__WRITTEN TASK__
The records that follow must be reproduced in full, exactly as written.

__DATA FOR THIS TASK__
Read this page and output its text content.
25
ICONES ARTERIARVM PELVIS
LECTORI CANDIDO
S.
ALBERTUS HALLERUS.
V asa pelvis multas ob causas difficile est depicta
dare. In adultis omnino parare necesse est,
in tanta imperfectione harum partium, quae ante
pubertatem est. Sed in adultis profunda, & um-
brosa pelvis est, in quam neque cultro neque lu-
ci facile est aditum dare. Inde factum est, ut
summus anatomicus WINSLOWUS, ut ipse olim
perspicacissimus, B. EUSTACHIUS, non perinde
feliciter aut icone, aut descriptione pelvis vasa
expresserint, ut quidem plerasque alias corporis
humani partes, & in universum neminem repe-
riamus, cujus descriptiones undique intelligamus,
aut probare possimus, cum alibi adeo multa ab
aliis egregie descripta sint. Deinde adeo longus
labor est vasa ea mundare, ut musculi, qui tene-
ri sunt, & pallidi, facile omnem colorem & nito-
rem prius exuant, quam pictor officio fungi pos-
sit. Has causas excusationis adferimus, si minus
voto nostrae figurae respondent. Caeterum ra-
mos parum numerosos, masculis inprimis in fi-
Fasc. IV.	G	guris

__SOLUTION__
Read this page and output its text content.
25
ICONES ARTERIARVM PELVIS
LECTORI CANDIDO
S.
ALBERTUS HALLERUS.
V asa pelvis multas ob causas difficile est depicta
dare. In adultis omnino parare necesse est,
in tanta imperfectione harum partium, quae ante
pubertatem est. Sed in adultis profunda, & um-
brosa pelvis est, in quam neque cultro neque lu-
ci facile est aditum dare. Inde factum est, ut
summus anatomicus WINSLOWUS, ut ipse olim
perspicacissimus, B. EUSTACHIUS, non perinde
feliciter aut icone, aut descriptione pelvis vasa
expresserint, ut quidem plerasque alias corporis
humani partes, & in universum neminem repe-
riamus, cujus descriptiones undique intelligamus,
aut probare possimus, cum alibi adeo multa ab
aliis egregie descripta sint. Deinde adeo longus
labor est vasa ea mundare, ut musculi, qui tene-
ri sunt, & pallidi, facile omnem colorem & nito-
rem prius exuant, quam pictor officio fungi pos-
sit. Has causas excusationis adferimus, si minus
voto nostrae figurae respondent. Caeterum ra-
mos parum numerosos, masculis inprimis in fi-
Fasc. IV.	G	guris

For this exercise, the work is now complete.